#### WORK TO DO
Keep only those lines of the records that include the string "splint".

#### RECORDS FOR THE TASK
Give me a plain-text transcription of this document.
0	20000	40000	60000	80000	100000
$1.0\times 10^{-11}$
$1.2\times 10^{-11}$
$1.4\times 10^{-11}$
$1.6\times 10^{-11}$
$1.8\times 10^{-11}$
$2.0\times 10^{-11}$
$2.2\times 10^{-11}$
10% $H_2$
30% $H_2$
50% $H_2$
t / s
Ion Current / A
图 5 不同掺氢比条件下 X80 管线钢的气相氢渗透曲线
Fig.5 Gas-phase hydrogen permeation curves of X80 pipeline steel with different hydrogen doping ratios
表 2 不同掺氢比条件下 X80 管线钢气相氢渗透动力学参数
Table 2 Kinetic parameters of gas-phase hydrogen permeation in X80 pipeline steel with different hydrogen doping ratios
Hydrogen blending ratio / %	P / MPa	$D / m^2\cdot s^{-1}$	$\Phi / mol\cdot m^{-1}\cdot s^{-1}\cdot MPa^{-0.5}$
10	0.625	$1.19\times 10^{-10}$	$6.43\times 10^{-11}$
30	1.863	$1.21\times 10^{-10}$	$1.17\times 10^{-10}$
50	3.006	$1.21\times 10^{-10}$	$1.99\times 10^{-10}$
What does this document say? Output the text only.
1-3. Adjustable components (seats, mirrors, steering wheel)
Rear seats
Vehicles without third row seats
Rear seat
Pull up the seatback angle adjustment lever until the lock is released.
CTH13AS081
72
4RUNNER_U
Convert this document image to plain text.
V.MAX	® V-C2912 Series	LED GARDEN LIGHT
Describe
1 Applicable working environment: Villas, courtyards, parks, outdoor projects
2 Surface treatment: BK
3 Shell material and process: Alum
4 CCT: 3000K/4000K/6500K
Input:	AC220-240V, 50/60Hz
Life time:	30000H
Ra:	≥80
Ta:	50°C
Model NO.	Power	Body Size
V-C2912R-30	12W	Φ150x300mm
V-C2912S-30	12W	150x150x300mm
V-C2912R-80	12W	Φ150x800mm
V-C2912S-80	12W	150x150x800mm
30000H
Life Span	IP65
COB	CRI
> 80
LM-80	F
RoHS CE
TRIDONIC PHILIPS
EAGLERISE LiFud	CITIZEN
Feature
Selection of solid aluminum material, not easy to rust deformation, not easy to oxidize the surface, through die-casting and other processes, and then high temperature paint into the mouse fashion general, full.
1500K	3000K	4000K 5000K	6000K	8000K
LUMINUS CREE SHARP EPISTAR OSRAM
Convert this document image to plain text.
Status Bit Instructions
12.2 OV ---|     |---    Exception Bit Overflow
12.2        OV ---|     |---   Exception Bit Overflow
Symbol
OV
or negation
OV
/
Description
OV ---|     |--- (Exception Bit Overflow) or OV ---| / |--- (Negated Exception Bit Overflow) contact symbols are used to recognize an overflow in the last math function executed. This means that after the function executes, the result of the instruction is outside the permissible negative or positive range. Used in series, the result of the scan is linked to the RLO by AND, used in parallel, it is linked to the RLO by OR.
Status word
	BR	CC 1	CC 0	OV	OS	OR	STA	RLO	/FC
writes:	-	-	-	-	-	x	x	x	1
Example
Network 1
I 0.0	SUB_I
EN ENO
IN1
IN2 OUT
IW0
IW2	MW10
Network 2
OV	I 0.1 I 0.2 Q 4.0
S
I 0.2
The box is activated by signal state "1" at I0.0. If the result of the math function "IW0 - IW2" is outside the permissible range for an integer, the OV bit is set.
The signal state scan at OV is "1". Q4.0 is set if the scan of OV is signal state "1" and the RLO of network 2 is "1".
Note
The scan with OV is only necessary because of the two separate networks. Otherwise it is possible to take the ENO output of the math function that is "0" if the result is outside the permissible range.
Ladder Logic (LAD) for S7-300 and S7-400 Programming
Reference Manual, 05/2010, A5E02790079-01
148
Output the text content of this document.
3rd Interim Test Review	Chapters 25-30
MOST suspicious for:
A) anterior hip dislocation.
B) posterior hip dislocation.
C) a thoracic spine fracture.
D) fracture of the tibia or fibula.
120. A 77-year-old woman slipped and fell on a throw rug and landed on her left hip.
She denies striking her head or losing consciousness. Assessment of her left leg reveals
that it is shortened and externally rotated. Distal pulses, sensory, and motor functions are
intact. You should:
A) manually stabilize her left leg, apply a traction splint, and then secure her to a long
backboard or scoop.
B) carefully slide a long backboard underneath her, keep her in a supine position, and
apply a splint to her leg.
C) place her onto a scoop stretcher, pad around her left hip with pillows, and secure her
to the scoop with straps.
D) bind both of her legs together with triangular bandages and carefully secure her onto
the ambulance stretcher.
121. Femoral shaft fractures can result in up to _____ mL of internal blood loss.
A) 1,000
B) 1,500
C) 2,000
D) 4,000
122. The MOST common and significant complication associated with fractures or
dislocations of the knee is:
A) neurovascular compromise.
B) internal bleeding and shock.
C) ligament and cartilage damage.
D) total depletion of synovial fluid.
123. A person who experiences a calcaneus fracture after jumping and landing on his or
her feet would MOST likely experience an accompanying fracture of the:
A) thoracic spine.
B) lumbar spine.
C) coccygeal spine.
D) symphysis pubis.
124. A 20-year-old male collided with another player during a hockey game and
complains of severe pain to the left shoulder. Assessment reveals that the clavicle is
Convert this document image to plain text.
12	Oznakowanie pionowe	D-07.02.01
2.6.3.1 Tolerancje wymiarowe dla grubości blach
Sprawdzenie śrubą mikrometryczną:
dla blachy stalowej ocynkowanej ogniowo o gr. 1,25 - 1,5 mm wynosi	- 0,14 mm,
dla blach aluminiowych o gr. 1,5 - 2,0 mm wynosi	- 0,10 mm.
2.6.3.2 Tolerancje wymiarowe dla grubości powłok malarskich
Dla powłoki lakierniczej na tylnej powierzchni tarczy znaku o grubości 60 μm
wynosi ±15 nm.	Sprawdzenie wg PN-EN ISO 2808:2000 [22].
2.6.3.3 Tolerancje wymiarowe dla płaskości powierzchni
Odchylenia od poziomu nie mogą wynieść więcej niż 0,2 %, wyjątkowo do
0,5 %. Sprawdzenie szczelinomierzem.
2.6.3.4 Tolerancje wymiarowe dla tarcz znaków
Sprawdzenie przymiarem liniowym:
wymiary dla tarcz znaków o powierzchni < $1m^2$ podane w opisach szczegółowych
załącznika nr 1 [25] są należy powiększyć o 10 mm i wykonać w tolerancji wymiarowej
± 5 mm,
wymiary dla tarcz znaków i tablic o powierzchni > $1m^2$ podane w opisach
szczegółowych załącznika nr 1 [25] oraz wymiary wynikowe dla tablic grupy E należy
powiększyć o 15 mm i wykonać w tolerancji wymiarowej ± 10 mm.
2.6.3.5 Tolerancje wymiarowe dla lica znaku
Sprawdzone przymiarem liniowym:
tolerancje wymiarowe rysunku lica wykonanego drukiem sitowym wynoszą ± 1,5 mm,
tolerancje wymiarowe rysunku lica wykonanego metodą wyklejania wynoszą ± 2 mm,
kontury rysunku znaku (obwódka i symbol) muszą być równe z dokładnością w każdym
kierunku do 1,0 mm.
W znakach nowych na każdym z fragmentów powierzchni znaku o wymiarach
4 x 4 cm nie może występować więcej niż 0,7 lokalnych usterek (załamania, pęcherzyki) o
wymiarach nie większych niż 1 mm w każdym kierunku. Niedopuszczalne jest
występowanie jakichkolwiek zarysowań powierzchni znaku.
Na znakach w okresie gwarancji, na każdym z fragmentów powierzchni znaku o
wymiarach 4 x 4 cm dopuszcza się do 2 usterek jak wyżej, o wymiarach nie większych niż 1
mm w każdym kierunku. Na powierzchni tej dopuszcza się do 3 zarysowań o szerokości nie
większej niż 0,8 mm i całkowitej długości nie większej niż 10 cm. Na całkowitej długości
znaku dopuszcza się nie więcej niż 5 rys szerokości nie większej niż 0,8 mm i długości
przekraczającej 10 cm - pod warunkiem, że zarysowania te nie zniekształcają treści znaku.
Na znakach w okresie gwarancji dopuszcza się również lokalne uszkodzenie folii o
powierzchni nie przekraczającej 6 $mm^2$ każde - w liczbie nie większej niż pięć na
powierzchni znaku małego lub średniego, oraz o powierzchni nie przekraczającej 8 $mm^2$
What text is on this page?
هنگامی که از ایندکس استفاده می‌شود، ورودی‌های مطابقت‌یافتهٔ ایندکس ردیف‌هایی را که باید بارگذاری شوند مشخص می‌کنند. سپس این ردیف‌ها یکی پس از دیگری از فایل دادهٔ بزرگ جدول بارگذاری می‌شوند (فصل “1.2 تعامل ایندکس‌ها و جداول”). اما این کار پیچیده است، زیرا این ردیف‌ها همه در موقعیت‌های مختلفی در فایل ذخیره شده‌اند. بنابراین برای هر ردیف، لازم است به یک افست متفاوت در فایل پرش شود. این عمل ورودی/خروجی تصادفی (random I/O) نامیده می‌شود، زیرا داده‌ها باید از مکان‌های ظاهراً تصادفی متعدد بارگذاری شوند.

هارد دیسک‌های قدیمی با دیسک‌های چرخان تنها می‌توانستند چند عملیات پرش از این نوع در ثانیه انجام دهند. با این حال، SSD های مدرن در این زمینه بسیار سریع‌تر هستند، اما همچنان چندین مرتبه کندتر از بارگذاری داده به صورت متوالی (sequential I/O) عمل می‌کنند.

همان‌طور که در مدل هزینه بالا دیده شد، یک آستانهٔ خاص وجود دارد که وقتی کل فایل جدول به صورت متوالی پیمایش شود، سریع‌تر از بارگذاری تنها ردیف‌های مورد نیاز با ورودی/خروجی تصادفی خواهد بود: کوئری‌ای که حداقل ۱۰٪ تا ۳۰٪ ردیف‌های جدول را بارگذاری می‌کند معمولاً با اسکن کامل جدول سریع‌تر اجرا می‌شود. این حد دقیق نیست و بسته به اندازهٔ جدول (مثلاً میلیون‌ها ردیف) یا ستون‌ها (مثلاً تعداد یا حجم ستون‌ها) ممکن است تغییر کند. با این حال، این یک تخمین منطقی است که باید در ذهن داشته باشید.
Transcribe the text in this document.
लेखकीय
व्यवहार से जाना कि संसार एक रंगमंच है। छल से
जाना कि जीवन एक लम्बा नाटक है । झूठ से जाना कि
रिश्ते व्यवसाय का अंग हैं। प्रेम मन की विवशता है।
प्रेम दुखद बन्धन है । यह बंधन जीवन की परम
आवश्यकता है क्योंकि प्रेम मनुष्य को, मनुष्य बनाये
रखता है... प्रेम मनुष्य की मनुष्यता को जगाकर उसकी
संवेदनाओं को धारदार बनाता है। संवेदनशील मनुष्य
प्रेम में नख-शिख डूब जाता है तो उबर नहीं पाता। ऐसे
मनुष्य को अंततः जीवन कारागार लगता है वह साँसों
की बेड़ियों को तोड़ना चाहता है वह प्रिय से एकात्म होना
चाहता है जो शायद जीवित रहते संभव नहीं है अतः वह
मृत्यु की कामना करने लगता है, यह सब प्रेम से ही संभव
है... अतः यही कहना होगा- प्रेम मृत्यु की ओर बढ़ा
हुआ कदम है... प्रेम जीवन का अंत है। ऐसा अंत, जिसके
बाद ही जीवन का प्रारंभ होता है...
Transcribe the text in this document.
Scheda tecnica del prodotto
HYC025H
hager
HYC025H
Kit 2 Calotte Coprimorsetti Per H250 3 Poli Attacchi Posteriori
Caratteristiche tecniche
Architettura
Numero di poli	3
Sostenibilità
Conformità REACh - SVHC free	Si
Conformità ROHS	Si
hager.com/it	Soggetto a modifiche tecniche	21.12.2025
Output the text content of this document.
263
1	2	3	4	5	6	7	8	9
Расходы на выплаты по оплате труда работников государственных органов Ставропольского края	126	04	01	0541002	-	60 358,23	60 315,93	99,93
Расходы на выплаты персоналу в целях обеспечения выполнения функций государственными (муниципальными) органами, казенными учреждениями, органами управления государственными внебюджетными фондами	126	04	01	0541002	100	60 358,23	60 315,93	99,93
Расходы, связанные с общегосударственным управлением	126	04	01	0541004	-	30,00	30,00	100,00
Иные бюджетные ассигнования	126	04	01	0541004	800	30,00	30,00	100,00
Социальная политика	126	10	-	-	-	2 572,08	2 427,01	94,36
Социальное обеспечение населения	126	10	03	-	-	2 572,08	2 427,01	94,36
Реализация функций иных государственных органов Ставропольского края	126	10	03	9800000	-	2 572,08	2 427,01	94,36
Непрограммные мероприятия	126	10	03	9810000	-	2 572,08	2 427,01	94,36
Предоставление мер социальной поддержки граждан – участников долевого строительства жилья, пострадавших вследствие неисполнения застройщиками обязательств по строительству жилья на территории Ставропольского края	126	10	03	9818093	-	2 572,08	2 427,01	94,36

#### WRITTEN SOLUTION
A) manually stabilize her left leg, apply a traction splint, and then secure her to a long
apply a splint to her leg.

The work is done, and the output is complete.